__Requirement__. Provide only the number of lines in the listing that contain the string "class".

__Entries__.
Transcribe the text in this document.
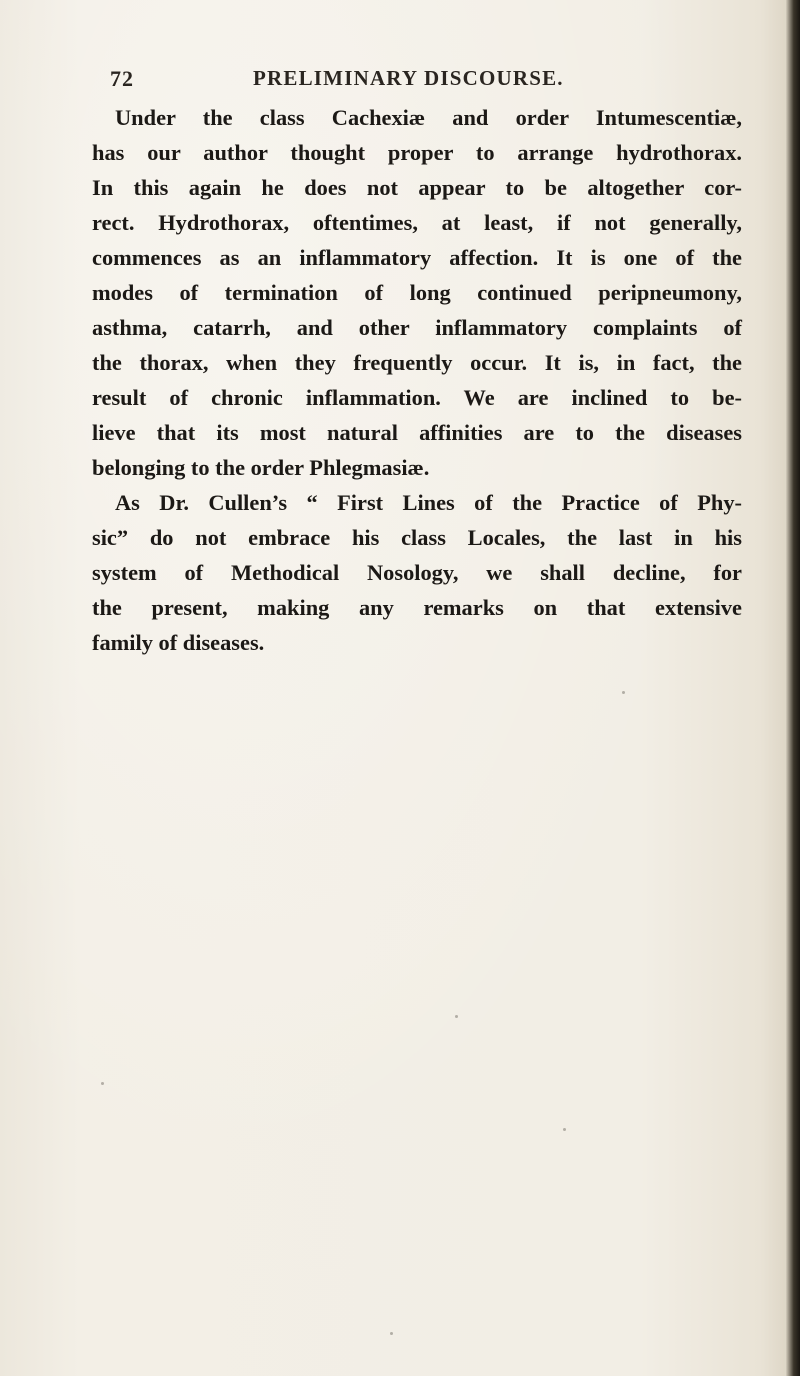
72	PRELIMINARY DISCOURSE.
Under the class Cachexiæ and order Intumescentiæ,
has our author thought proper to arrange hydrothorax.
In this again he does not appear to be altogether cor-
rect. Hydrothorax, oftentimes, at least, if not generally,
commences as an inflammatory affection. It is one of the
modes of termination of long continued peripneumony,
asthma, catarrh, and other inflammatory complaints of
the thorax, when they frequently occur. It is, in fact, the
result of chronic inflammation. We are inclined to be-
lieve that its most natural affinities are to the diseases
belonging to the order Phlegmasiæ.
As Dr. Cullen’s “ First Lines of the Practice of Phy-
sic” do not embrace his class Locales, the last in his
system of Methodical Nosology, we shall decline, for
the present, making any remarks on that extensive
family of diseases.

__Result of this exercise__. 2